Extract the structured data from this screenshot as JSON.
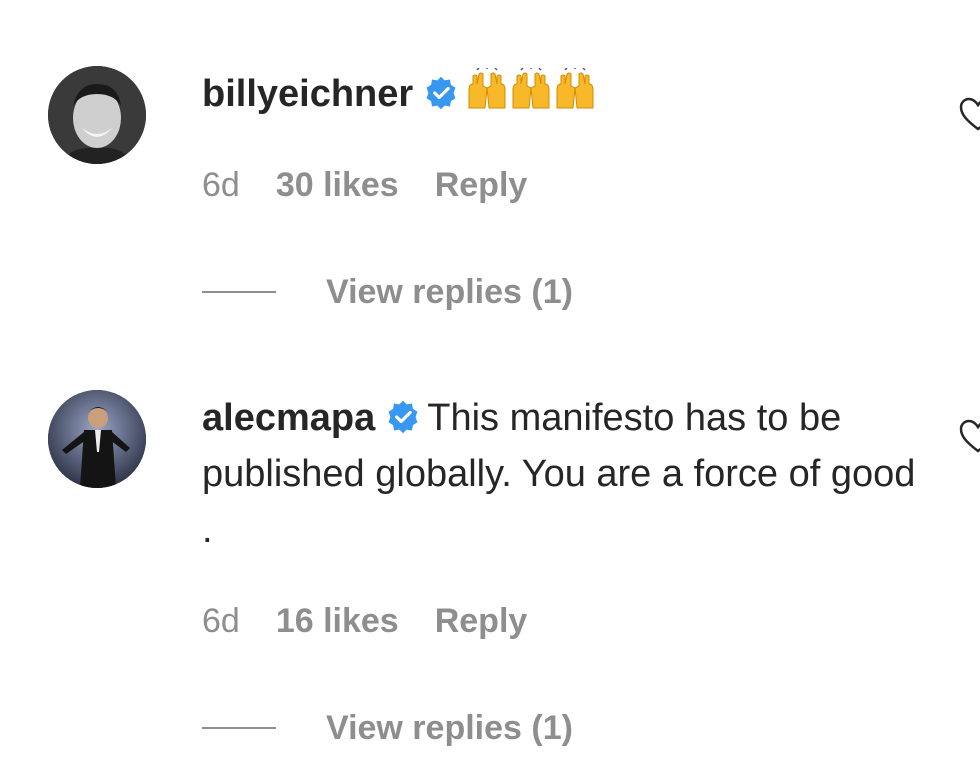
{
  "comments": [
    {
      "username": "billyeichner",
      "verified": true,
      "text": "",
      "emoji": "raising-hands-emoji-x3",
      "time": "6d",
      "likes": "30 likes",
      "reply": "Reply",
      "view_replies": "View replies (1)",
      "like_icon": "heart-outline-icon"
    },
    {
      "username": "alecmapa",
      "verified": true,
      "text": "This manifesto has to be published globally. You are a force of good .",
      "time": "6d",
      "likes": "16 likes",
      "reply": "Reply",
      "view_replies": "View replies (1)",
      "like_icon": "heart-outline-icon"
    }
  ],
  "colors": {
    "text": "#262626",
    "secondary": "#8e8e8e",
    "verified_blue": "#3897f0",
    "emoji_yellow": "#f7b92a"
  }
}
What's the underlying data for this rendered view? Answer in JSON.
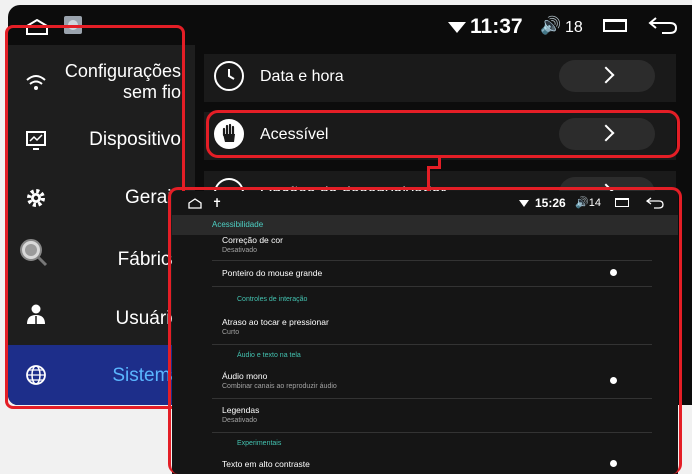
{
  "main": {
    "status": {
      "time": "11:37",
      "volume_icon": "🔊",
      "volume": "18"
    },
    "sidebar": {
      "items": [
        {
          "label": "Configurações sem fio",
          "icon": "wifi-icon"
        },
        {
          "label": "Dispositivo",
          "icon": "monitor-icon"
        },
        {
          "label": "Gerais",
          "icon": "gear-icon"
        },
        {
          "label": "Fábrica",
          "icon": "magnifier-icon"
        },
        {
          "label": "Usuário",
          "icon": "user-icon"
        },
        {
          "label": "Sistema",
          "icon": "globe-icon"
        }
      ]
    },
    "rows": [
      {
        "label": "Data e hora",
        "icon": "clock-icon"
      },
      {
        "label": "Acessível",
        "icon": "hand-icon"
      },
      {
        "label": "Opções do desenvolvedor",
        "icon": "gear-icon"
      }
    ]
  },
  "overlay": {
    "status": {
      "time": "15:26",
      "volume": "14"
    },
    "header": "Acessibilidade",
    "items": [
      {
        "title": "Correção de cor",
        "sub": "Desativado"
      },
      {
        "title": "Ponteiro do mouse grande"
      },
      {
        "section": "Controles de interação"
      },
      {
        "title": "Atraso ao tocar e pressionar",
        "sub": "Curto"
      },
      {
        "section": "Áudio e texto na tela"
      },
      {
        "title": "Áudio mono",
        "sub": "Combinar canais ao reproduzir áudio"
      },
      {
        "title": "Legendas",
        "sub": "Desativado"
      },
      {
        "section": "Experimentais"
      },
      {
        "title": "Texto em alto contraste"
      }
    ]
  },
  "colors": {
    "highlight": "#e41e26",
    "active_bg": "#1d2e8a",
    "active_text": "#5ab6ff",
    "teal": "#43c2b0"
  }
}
○ ○ ○
§ STATED PROBLEM
Exactly reproduce the entries above, minus the pictures.

§ EXERCISE OUTPUT
Extract the structured data from this screenshot as JSON.
{
  "comments": [
    {
      "username": "billyeichner",
      "verified": true,
      "text": "",
      "emoji": "raising-hands-emoji-x3",
      "time": "6d",
      "likes": "30 likes",
      "reply": "Reply",
      "view_replies": "View replies (1)",
      "like_icon": "heart-outline-icon"
    },
    {
      "username": "alecmapa",
      "verified": true,
      "text": "This manifesto has to be published globally. You are a force of good .",
      "time": "6d",
      "likes": "16 likes",
      "reply": "Reply",
      "view_replies": "View replies (1)",
      "like_icon": "heart-outline-icon"
    }
  ],
  "colors": {
    "text": "#262626",
    "secondary": "#8e8e8e",
    "verified_blue": "#3897f0",
    "emoji_yellow": "#f7b92a"
  }
}
What's the underlying data for this rendered view? Answer in JSON.
{
  "main": {
    "status": {
      "time": "11:37",
      "volume_icon": "🔊",
      "volume": "18"
    },
    "sidebar": {
      "items": [
        {
          "label": "Configurações sem fio",
          "icon": "wifi-icon"
        },
        {
          "label": "Dispositivo",
          "icon": "monitor-icon"
        },
        {
          "label": "Gerais",
          "icon": "gear-icon"
        },
        {
          "label": "Fábrica",
          "icon": "magnifier-icon"
        },
        {
          "label": "Usuário",
          "icon": "user-icon"
        },
        {
          "label": "Sistema",
          "icon": "globe-icon"
        }
      ]
    },
    "rows": [
      {
        "label": "Data e hora",
        "icon": "clock-icon"
      },
      {
        "label": "Acessível",
        "icon": "hand-icon"
      },
      {
        "label": "Opções do desenvolvedor",
        "icon": "gear-icon"
      }
    ]
  },
  "overlay": {
    "status": {
      "time": "15:26",
      "volume": "14"
    },
    "header": "Acessibilidade",
    "items": [
      {
        "title": "Correção de cor",
        "sub": "Desativado"
      },
      {
        "title": "Ponteiro do mouse grande"
      },
      {
        "section": "Controles de interação"
      },
      {
        "title": "Atraso ao tocar e pressionar",
        "sub": "Curto"
      },
      {
        "section": "Áudio e texto na tela"
      },
      {
        "title": "Áudio mono",
        "sub": "Combinar canais ao reproduzir áudio"
      },
      {
        "title": "Legendas",
        "sub": "Desativado"
      },
      {
        "section": "Experimentais"
      },
      {
        "title": "Texto em alto contraste"
      }
    ]
  },
  "colors": {
    "highlight": "#e41e26",
    "active_bg": "#1d2e8a",
    "active_text": "#5ab6ff",
    "teal": "#43c2b0"
  }
}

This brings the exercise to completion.